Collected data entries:
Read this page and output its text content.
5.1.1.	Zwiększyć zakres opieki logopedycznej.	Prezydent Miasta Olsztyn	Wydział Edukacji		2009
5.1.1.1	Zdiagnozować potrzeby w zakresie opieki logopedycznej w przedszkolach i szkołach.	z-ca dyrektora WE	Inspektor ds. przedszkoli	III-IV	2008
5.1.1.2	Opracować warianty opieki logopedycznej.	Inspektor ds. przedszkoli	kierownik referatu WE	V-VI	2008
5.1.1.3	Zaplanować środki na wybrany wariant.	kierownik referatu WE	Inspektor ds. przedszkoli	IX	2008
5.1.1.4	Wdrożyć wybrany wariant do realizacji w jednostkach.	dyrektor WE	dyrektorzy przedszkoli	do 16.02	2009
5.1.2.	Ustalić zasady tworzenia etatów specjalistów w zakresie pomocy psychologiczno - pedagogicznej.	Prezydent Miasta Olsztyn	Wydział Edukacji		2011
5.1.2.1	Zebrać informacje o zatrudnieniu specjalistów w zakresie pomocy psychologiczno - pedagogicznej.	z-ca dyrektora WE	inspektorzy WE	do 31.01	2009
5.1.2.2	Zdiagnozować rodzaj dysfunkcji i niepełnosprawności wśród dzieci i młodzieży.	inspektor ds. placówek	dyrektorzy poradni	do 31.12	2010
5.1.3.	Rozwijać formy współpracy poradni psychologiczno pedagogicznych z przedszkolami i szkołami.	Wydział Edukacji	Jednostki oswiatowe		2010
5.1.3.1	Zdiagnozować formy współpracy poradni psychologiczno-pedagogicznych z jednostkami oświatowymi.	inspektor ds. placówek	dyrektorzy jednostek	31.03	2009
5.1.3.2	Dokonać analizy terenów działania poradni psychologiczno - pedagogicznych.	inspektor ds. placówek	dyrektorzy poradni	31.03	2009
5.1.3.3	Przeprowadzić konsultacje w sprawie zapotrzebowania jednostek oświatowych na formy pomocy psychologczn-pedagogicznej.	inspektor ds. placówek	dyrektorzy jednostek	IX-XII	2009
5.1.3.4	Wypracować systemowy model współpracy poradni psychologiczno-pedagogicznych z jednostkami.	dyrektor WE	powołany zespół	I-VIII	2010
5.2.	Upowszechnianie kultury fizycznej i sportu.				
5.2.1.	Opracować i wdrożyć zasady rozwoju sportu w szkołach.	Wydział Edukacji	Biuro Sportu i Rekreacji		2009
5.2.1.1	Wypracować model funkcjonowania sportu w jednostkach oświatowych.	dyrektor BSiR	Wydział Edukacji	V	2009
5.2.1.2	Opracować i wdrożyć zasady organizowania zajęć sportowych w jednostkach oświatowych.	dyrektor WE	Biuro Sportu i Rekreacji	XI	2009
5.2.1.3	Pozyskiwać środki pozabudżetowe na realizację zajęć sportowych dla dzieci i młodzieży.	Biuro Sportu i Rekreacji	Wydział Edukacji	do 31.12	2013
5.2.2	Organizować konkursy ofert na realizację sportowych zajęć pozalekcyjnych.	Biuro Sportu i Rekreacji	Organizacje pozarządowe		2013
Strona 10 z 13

» **Work to be completed**
Repeat the data above exactly.

» **Expected answer**
Read this page and output its text content.
5.1.1.	Zwiększyć zakres opieki logopedycznej.	Prezydent Miasta Olsztyn	Wydział Edukacji		2009
5.1.1.1	Zdiagnozować potrzeby w zakresie opieki logopedycznej w przedszkolach i szkołach.	z-ca dyrektora WE	Inspektor ds. przedszkoli	III-IV	2008
5.1.1.2	Opracować warianty opieki logopedycznej.	Inspektor ds. przedszkoli	kierownik referatu WE	V-VI	2008
5.1.1.3	Zaplanować środki na wybrany wariant.	kierownik referatu WE	Inspektor ds. przedszkoli	IX	2008
5.1.1.4	Wdrożyć wybrany wariant do realizacji w jednostkach.	dyrektor WE	dyrektorzy przedszkoli	do 16.02	2009
5.1.2.	Ustalić zasady tworzenia etatów specjalistów w zakresie pomocy psychologiczno - pedagogicznej.	Prezydent Miasta Olsztyn	Wydział Edukacji		2011
5.1.2.1	Zebrać informacje o zatrudnieniu specjalistów w zakresie pomocy psychologiczno - pedagogicznej.	z-ca dyrektora WE	inspektorzy WE	do 31.01	2009
5.1.2.2	Zdiagnozować rodzaj dysfunkcji i niepełnosprawności wśród dzieci i młodzieży.	inspektor ds. placówek	dyrektorzy poradni	do 31.12	2010
5.1.3.	Rozwijać formy współpracy poradni psychologiczno pedagogicznych z przedszkolami i szkołami.	Wydział Edukacji	Jednostki oswiatowe		2010
5.1.3.1	Zdiagnozować formy współpracy poradni psychologiczno-pedagogicznych z jednostkami oświatowymi.	inspektor ds. placówek	dyrektorzy jednostek	31.03	2009
5.1.3.2	Dokonać analizy terenów działania poradni psychologiczno - pedagogicznych.	inspektor ds. placówek	dyrektorzy poradni	31.03	2009
5.1.3.3	Przeprowadzić konsultacje w sprawie zapotrzebowania jednostek oświatowych na formy pomocy psychologczn-pedagogicznej.	inspektor ds. placówek	dyrektorzy jednostek	IX-XII	2009
5.1.3.4	Wypracować systemowy model współpracy poradni psychologiczno-pedagogicznych z jednostkami.	dyrektor WE	powołany zespół	I-VIII	2010
5.2.	Upowszechnianie kultury fizycznej i sportu.				
5.2.1.	Opracować i wdrożyć zasady rozwoju sportu w szkołach.	Wydział Edukacji	Biuro Sportu i Rekreacji		2009
5.2.1.1	Wypracować model funkcjonowania sportu w jednostkach oświatowych.	dyrektor BSiR	Wydział Edukacji	V	2009
5.2.1.2	Opracować i wdrożyć zasady organizowania zajęć sportowych w jednostkach oświatowych.	dyrektor WE	Biuro Sportu i Rekreacji	XI	2009
5.2.1.3	Pozyskiwać środki pozabudżetowe na realizację zajęć sportowych dla dzieci i młodzieży.	Biuro Sportu i Rekreacji	Wydział Edukacji	do 31.12	2013
5.2.2	Organizować konkursy ofert na realizację sportowych zajęć pozalekcyjnych.	Biuro Sportu i Rekreacji	Organizacje pozarządowe		2013
Strona 10 z 13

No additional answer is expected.